▶ **Aim**:
Count every line that has the word "content" in it; give no more than the number.

▶ **Provided information**:

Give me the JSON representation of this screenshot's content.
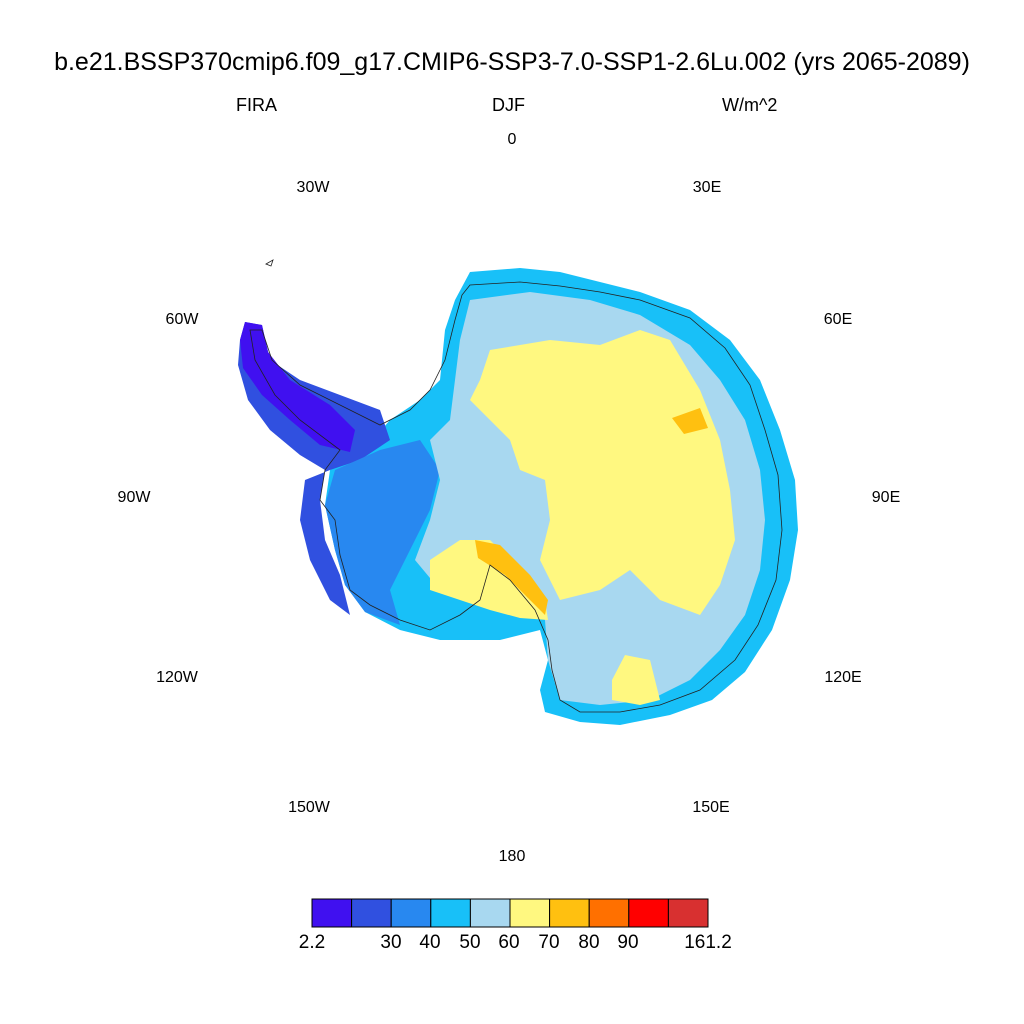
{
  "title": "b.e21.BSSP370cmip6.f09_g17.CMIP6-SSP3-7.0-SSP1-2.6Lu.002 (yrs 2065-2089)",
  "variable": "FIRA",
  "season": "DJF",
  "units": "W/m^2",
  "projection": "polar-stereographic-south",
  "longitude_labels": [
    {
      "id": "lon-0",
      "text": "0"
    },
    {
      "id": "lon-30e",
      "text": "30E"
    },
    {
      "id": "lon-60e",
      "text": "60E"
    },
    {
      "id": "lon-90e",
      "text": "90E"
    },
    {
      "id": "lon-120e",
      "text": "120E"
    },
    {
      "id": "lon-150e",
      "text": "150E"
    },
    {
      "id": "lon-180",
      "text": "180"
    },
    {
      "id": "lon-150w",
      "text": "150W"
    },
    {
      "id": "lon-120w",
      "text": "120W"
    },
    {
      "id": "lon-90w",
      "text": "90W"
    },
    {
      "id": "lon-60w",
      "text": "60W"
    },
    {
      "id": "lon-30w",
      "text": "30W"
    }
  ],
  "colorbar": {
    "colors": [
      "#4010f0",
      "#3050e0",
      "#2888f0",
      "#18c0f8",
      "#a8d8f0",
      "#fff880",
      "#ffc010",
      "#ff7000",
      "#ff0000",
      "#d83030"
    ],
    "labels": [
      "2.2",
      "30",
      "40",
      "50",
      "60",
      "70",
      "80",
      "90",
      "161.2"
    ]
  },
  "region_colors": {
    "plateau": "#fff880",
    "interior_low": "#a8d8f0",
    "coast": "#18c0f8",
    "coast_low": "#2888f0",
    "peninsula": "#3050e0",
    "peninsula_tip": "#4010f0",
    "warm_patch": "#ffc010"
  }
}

==

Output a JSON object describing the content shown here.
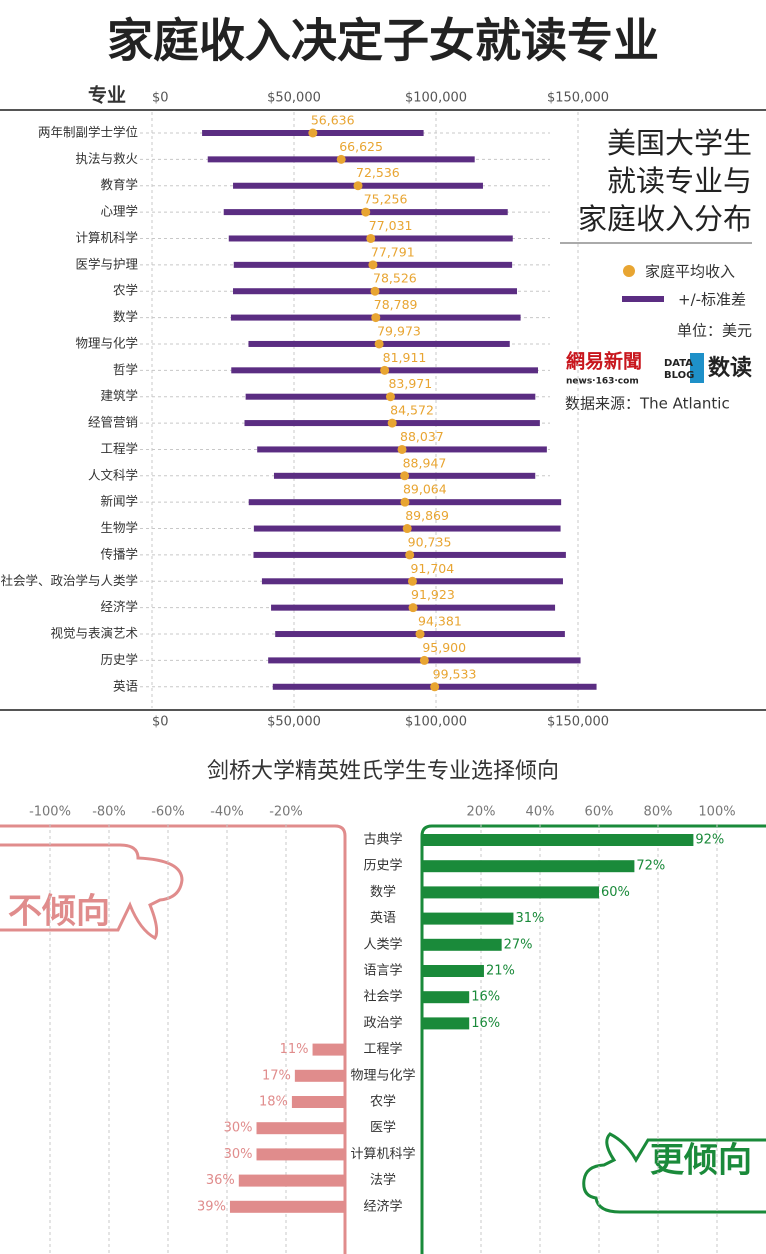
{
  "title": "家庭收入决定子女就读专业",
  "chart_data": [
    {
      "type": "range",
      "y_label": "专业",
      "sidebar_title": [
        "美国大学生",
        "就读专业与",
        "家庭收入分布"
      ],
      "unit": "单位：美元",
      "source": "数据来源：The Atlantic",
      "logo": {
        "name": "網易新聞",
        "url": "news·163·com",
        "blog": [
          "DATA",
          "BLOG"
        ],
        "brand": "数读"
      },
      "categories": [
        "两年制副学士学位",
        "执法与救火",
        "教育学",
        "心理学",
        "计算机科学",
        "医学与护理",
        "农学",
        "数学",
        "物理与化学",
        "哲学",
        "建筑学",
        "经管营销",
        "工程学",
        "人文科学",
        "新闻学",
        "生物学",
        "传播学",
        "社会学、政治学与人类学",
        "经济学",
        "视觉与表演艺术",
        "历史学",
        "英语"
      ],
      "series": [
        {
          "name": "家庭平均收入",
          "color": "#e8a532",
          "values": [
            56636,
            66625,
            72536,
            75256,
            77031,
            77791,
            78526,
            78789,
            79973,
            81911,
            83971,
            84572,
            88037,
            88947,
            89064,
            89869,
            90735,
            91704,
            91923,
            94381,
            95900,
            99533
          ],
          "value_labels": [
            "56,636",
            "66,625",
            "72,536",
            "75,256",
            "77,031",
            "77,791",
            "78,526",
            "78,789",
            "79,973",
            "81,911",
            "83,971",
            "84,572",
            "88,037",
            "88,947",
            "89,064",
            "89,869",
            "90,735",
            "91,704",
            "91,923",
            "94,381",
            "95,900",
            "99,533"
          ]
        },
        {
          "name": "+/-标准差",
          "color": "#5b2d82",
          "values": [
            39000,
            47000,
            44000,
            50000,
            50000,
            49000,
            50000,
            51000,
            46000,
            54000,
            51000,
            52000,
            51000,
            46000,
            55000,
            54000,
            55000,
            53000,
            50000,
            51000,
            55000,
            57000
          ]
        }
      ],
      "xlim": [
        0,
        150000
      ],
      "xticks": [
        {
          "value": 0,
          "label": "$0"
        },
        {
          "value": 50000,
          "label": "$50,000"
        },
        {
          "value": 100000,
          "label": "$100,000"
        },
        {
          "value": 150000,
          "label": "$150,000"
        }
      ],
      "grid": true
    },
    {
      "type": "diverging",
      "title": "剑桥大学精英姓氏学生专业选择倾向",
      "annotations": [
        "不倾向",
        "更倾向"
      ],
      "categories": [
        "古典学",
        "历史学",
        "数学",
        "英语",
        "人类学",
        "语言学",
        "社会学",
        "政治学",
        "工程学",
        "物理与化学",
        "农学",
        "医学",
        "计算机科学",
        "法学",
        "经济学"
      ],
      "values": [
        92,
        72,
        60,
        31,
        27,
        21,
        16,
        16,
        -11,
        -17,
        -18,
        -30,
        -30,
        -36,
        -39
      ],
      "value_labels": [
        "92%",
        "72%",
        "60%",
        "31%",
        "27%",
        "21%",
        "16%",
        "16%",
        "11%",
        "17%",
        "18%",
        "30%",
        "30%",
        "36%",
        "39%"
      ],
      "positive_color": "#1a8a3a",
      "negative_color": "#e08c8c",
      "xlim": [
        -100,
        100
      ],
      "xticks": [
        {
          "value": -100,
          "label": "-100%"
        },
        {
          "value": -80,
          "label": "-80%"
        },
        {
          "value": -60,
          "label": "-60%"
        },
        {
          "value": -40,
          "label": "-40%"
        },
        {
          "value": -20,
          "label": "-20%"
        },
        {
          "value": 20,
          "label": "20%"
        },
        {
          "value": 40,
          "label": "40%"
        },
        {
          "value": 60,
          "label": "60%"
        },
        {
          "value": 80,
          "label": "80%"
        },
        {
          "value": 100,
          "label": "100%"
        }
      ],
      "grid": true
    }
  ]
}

▶ **Exercise output**:
2